--- TASK REQUIREMENTS ---
From the listing below, pull out every line where the string "SOFIJA" appears.

▼

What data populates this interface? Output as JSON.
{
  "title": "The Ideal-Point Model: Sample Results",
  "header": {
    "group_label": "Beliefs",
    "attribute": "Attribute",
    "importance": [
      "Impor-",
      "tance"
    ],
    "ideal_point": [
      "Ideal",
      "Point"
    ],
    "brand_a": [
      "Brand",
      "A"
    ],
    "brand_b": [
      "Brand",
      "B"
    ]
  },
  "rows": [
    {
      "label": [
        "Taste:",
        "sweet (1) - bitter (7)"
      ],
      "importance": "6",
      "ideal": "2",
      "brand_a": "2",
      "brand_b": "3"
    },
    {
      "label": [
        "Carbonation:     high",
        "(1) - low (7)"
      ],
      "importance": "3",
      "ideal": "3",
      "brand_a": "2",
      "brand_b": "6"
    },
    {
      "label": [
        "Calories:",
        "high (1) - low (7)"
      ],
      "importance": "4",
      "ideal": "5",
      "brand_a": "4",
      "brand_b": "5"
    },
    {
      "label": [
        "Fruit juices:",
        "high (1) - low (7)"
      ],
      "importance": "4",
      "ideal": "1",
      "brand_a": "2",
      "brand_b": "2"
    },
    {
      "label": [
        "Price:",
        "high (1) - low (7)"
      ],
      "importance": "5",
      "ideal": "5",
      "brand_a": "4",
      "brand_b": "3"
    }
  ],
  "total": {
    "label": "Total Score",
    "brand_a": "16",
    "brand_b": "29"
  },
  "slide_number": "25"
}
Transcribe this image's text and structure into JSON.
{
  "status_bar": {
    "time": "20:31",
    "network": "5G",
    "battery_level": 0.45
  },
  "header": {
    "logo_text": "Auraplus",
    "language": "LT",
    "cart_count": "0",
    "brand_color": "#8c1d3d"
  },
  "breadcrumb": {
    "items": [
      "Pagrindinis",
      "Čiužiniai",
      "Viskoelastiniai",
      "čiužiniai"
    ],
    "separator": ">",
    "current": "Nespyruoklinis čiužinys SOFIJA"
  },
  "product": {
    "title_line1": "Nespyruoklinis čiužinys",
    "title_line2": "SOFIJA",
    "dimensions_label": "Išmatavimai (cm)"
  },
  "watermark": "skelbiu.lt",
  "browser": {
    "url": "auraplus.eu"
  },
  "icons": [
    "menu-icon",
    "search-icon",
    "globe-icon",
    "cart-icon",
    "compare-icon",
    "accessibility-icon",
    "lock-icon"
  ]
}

▲

--- TASK RESULT ---
    "current": "Nespyruoklinis čiužinys SOFIJA"
    "title_line2": "SOFIJA",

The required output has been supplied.